— BEGIN Stored data —

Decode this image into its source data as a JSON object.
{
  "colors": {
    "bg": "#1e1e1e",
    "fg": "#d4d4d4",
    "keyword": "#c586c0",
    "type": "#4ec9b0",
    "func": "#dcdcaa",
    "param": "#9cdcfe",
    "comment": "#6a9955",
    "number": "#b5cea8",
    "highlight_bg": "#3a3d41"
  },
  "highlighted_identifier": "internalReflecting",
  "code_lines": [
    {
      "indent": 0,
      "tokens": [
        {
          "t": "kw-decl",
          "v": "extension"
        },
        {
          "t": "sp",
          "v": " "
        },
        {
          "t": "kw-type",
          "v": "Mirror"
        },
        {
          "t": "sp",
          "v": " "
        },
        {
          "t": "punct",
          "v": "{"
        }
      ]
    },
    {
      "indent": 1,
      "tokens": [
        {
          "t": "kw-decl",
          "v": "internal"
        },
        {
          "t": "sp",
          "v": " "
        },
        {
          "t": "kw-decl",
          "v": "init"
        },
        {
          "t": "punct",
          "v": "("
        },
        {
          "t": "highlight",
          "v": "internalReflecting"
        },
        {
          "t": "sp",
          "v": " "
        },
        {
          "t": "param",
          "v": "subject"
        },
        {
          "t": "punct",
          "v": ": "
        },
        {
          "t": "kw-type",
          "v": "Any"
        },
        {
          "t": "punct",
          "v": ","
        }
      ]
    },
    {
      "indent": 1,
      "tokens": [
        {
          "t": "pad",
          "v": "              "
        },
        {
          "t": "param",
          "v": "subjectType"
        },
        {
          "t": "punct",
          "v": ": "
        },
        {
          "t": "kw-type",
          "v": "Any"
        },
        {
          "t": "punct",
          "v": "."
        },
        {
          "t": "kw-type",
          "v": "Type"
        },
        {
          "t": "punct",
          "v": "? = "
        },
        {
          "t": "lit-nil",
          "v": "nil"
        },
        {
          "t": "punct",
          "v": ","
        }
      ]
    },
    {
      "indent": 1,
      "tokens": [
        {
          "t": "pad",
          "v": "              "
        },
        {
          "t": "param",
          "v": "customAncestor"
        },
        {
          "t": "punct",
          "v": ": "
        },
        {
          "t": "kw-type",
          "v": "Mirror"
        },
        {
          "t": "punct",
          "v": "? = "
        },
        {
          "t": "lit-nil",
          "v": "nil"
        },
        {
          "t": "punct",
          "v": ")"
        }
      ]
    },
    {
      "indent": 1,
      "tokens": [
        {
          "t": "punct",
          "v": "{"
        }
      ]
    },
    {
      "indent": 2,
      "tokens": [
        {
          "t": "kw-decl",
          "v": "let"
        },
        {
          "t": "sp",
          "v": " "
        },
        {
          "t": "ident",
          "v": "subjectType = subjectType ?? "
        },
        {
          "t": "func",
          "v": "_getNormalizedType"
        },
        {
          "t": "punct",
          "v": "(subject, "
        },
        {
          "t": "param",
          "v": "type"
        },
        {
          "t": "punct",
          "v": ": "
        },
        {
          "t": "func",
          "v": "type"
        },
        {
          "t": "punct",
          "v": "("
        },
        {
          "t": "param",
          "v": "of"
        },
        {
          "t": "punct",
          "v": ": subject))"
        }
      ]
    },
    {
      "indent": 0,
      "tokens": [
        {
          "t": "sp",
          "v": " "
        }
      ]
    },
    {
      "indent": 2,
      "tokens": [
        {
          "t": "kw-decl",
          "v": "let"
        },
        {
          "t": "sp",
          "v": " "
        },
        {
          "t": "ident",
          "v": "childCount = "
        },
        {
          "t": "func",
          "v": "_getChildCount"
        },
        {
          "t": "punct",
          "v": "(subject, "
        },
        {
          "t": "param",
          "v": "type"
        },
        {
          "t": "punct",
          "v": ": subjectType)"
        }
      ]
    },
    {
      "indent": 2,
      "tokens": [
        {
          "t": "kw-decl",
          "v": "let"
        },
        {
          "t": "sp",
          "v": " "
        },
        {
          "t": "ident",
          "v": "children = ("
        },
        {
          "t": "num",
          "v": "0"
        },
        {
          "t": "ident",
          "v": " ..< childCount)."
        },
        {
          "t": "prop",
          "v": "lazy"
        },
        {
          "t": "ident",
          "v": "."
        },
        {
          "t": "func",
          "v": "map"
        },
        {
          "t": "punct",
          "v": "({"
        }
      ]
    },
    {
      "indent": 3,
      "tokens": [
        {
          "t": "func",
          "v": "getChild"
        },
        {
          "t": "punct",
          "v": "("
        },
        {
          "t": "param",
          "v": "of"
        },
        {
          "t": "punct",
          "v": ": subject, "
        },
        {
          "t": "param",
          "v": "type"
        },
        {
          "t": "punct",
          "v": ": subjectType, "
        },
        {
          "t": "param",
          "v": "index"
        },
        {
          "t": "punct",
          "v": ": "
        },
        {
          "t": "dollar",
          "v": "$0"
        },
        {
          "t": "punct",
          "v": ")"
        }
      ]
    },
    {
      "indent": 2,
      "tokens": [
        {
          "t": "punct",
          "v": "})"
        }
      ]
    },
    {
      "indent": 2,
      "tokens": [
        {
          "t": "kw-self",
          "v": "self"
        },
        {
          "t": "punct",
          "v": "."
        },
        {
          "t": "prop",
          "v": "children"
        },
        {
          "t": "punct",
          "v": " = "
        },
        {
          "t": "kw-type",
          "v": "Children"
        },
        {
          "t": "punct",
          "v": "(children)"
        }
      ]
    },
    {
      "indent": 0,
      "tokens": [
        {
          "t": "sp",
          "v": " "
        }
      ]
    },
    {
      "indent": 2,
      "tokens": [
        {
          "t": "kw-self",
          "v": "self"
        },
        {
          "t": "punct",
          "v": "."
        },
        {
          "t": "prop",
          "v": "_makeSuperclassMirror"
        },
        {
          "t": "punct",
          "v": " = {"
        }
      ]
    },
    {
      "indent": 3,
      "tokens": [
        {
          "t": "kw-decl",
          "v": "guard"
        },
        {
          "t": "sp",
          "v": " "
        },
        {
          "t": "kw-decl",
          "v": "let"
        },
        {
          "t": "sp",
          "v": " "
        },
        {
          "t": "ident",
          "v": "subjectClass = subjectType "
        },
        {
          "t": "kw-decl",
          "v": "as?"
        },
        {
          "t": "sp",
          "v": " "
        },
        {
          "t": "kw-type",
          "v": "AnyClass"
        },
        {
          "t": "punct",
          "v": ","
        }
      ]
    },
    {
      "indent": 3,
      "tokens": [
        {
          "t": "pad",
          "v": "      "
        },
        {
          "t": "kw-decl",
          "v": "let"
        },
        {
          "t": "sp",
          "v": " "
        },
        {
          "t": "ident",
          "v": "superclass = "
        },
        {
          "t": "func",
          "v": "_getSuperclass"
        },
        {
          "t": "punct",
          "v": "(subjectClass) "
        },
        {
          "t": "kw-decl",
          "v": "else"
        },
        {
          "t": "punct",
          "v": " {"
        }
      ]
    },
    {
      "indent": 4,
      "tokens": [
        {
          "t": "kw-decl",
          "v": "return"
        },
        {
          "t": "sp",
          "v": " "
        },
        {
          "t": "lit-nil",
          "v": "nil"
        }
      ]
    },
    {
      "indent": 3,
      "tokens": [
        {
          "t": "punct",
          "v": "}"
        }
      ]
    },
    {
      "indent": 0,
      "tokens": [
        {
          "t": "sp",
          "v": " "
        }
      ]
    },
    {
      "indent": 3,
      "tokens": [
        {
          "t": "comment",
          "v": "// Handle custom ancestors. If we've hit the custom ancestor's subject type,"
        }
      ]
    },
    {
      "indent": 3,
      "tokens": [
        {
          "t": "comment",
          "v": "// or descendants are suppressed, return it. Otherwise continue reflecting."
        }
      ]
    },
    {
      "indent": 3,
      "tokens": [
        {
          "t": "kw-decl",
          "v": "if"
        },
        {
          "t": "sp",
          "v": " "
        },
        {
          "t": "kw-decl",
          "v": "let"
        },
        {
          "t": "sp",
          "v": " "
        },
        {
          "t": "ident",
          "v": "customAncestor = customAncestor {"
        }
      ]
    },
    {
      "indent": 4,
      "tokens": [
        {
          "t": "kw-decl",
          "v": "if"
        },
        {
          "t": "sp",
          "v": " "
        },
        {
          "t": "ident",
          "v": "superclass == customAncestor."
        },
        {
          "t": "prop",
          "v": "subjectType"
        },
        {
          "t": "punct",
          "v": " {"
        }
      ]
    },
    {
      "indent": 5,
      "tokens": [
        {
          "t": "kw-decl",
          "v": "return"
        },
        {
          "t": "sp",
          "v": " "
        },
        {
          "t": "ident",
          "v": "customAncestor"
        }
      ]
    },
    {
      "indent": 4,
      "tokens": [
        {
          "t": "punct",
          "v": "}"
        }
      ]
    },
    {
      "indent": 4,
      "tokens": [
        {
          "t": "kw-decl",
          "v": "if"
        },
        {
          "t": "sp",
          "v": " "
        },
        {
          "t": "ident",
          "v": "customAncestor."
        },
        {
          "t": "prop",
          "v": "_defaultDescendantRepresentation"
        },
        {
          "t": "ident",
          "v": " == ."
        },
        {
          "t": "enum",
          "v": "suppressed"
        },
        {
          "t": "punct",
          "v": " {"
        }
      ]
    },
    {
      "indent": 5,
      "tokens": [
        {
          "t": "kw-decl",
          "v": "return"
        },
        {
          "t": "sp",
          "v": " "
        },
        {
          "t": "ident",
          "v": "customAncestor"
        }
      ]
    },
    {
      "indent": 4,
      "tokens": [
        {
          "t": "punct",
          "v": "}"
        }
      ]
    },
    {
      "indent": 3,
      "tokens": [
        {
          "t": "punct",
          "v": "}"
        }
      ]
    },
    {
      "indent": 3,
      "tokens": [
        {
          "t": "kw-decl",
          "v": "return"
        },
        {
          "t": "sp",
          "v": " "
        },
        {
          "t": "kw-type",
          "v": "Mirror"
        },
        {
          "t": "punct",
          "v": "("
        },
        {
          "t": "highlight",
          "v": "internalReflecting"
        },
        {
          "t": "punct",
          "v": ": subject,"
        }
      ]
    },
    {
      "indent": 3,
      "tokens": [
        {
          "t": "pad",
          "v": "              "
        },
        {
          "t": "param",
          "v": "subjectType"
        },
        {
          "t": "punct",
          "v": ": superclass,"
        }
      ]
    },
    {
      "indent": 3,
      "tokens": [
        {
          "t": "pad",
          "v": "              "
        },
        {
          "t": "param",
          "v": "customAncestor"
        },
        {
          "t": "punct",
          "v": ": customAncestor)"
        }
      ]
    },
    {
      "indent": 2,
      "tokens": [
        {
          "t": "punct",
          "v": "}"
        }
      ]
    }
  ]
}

— END Stored data —

--- What is needed ---
Collect the lines that hold "subjectType".

--- Finished task ---
          "v": "subjectType"
          "v": "subjectType = subjectType ?? "
          "v": ": subjectType)"
          "v": ": subjectType, "
          "v": "subjectClass = subjectType "
          "v": "subjectType"
          "v": "subjectType"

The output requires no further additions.